What is being asked:
Write out every entry word for word.

● ● ● ● ● ● ●

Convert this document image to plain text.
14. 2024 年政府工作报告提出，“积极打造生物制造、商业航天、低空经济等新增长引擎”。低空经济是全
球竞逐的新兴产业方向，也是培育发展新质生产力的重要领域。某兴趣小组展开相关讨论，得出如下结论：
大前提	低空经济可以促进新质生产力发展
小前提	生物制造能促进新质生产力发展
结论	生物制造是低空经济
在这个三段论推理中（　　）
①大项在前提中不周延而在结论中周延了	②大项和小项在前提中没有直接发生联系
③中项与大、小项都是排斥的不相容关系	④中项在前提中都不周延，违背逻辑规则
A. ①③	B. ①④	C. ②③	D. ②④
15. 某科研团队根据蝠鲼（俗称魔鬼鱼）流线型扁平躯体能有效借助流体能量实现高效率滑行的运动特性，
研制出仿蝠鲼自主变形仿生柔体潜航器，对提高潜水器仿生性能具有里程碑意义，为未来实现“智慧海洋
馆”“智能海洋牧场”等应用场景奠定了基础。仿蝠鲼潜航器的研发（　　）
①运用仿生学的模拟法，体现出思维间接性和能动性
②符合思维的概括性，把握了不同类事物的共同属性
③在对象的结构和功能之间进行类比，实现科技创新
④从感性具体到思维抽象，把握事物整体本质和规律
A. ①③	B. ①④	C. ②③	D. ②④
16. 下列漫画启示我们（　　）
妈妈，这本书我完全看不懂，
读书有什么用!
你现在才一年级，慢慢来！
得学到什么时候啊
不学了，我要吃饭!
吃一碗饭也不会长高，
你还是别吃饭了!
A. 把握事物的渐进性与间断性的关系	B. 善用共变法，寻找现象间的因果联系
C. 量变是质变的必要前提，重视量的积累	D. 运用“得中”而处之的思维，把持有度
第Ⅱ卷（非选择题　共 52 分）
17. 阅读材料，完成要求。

● ● ● ● ● ● ●

Final result:
Convert this document image to plain text.
14. 2024 年政府工作报告提出，“积极打造生物制造、商业航天、低空经济等新增长引擎”。低空经济是全
球竞逐的新兴产业方向，也是培育发展新质生产力的重要领域。某兴趣小组展开相关讨论，得出如下结论：
大前提	低空经济可以促进新质生产力发展
小前提	生物制造能促进新质生产力发展
结论	生物制造是低空经济
在这个三段论推理中（　　）
①大项在前提中不周延而在结论中周延了	②大项和小项在前提中没有直接发生联系
③中项与大、小项都是排斥的不相容关系	④中项在前提中都不周延，违背逻辑规则
A. ①③	B. ①④	C. ②③	D. ②④
15. 某科研团队根据蝠鲼（俗称魔鬼鱼）流线型扁平躯体能有效借助流体能量实现高效率滑行的运动特性，
研制出仿蝠鲼自主变形仿生柔体潜航器，对提高潜水器仿生性能具有里程碑意义，为未来实现“智慧海洋
馆”“智能海洋牧场”等应用场景奠定了基础。仿蝠鲼潜航器的研发（　　）
①运用仿生学的模拟法，体现出思维间接性和能动性
②符合思维的概括性，把握了不同类事物的共同属性
③在对象的结构和功能之间进行类比，实现科技创新
④从感性具体到思维抽象，把握事物整体本质和规律
A. ①③	B. ①④	C. ②③	D. ②④
16. 下列漫画启示我们（　　）
妈妈，这本书我完全看不懂，
读书有什么用!
你现在才一年级，慢慢来！
得学到什么时候啊
不学了，我要吃饭!
吃一碗饭也不会长高，
你还是别吃饭了!
A. 把握事物的渐进性与间断性的关系	B. 善用共变法，寻找现象间的因果联系
C. 量变是质变的必要前提，重视量的积累	D. 运用“得中”而处之的思维，把持有度
第Ⅱ卷（非选择题　共 52 分）
17. 阅读材料，完成要求。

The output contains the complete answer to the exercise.